> **STORED ROWS**
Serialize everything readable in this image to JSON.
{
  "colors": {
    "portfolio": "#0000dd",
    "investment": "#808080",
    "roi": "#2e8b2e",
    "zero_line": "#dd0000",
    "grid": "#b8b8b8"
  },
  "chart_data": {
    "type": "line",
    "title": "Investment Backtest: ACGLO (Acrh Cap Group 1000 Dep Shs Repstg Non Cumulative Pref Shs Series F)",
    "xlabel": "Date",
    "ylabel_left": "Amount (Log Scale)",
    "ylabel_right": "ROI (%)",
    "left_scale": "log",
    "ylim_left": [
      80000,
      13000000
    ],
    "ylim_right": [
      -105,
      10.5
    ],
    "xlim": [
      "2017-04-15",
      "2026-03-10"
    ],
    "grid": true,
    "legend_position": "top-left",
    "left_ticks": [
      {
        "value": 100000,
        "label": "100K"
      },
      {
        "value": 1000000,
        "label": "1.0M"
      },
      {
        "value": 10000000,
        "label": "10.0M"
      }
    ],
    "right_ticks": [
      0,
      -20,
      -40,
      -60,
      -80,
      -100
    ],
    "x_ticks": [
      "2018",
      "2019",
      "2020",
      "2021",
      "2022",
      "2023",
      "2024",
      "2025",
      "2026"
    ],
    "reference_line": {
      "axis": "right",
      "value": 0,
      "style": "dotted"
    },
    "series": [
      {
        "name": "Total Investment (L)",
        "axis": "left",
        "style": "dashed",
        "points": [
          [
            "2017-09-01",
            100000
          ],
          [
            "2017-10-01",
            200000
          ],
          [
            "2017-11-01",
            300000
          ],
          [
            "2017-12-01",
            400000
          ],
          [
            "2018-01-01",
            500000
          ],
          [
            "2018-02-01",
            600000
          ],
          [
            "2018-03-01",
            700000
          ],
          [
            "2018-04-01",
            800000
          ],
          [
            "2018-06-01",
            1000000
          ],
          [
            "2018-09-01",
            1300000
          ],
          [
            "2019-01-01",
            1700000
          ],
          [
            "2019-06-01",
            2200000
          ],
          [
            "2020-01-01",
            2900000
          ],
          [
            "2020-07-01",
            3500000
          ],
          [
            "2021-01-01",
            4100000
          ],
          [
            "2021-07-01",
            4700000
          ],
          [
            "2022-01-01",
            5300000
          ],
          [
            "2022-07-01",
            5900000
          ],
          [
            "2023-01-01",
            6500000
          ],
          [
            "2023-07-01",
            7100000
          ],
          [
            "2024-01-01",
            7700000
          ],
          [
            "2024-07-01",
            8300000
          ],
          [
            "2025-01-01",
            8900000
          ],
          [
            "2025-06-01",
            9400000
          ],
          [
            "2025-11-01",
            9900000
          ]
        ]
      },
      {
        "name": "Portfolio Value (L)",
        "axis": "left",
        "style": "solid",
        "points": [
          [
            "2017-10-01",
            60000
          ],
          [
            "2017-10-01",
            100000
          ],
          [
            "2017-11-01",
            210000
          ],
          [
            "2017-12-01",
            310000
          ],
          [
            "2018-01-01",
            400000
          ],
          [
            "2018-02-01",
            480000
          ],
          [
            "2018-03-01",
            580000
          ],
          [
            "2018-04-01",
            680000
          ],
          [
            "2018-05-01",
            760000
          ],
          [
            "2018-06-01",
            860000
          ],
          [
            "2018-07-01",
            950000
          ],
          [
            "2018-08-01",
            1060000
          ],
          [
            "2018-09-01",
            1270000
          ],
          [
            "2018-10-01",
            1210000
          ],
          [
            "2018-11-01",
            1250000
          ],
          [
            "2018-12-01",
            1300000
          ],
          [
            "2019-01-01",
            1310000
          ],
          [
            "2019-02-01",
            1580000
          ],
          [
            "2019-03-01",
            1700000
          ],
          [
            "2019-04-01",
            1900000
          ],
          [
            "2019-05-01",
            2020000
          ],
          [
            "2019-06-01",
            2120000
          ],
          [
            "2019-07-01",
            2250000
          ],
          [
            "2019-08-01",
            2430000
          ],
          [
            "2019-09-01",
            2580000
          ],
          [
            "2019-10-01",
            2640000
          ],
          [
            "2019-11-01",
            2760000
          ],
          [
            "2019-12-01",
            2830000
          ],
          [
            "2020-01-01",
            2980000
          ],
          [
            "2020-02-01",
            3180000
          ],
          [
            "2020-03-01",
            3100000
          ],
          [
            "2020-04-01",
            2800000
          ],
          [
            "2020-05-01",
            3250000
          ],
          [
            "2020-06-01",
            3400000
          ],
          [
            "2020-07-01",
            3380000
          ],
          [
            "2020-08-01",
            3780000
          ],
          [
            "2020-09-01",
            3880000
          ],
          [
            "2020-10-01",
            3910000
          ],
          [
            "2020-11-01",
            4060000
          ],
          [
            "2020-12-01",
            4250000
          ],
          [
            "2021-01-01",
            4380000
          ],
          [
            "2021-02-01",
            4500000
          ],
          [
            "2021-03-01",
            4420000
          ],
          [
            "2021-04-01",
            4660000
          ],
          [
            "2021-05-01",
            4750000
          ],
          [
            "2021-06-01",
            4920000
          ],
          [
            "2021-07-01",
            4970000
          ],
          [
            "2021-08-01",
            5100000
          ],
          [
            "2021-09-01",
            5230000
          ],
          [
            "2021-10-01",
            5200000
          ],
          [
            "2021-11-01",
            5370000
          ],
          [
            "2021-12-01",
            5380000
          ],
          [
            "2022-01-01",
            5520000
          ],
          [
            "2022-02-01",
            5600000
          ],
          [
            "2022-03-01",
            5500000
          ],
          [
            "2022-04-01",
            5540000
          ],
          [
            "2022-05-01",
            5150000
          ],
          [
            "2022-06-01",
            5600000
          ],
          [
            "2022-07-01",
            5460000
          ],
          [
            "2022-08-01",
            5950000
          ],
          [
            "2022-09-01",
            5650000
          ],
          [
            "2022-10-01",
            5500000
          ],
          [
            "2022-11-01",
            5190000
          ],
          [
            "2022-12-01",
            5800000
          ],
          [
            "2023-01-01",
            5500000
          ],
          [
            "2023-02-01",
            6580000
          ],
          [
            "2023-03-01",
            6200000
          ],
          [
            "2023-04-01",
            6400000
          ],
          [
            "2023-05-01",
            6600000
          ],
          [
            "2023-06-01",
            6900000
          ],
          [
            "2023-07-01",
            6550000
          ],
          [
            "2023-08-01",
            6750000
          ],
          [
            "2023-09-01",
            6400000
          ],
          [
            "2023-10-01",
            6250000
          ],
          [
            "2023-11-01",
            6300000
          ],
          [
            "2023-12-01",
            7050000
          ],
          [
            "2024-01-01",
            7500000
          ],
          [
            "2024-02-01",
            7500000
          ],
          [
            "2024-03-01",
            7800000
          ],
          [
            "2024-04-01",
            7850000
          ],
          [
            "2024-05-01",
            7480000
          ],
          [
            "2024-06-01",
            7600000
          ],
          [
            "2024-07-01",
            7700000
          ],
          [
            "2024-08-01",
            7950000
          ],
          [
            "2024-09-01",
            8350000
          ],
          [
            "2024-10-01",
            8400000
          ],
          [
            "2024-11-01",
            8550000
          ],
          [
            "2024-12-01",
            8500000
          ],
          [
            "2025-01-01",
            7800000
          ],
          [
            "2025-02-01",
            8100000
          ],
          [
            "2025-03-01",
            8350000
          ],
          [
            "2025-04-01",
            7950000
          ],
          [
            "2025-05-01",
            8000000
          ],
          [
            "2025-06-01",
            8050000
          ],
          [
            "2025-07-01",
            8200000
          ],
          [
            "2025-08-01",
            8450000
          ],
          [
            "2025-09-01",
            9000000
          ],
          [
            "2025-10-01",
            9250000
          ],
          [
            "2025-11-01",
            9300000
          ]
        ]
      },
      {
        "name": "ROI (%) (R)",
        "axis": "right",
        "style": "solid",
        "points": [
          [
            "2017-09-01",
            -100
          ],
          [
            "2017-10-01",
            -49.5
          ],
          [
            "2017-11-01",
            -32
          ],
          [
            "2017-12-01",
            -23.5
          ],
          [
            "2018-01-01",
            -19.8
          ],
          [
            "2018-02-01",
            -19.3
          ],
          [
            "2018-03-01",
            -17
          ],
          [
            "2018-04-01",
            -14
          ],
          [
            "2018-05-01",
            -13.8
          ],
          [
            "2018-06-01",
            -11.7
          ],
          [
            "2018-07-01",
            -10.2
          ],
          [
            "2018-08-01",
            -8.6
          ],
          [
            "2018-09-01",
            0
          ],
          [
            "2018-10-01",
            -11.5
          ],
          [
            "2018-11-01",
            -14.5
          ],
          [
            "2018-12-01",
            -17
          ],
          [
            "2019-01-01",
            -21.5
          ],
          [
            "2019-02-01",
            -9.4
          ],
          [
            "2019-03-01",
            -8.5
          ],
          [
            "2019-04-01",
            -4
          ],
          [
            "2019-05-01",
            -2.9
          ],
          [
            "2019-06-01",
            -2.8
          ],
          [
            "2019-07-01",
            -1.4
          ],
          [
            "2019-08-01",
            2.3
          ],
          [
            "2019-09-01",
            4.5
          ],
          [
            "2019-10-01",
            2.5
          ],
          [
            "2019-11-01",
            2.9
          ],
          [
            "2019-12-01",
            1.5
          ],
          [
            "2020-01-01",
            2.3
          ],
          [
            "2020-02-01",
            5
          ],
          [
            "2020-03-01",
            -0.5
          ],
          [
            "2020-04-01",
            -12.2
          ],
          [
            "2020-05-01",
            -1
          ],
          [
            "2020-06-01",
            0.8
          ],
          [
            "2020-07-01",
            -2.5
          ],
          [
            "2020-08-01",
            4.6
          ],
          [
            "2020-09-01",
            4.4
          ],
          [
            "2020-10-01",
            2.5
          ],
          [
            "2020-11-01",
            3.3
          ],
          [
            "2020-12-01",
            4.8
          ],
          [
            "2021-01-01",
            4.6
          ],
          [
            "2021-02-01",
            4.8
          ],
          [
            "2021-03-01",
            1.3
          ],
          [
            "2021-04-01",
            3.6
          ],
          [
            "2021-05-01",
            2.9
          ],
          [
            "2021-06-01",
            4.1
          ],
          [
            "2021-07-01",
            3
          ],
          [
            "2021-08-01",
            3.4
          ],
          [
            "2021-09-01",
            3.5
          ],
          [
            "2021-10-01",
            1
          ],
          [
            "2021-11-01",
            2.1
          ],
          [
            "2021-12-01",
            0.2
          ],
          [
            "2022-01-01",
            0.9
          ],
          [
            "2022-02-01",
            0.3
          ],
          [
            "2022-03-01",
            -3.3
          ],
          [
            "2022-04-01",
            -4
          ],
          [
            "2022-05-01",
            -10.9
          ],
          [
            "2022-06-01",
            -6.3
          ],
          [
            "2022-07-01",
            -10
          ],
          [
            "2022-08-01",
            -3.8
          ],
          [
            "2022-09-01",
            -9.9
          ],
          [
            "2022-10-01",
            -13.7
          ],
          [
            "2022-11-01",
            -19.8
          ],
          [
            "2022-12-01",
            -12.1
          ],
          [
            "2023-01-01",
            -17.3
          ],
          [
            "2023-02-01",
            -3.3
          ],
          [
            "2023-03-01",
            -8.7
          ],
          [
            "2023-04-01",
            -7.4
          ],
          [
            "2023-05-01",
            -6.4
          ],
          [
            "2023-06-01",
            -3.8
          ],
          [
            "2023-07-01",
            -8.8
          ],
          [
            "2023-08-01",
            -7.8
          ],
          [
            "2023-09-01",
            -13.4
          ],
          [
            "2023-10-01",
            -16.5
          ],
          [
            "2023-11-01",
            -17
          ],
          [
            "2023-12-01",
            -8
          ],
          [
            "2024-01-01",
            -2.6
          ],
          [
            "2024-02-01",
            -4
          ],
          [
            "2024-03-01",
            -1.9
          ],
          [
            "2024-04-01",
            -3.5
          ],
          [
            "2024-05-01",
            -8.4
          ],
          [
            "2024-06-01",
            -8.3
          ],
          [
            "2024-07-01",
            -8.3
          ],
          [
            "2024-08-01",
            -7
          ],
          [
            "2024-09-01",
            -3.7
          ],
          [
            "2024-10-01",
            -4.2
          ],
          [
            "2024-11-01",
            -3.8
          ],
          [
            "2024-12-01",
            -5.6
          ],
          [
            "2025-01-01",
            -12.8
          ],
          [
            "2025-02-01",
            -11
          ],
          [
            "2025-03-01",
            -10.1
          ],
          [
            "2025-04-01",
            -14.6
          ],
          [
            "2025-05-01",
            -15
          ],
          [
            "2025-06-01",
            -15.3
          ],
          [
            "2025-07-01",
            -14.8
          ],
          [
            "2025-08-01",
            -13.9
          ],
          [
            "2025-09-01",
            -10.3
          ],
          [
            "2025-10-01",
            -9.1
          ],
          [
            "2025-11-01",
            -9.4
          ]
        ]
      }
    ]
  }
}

> **SET TASK**
Scan the material above for the string "name" and return the lines that hold it.

> **TASK RESULT**
        "name": "Total Investment (L)",
        "name": "Portfolio Value (L)",
        "name": "ROI (%) (R)",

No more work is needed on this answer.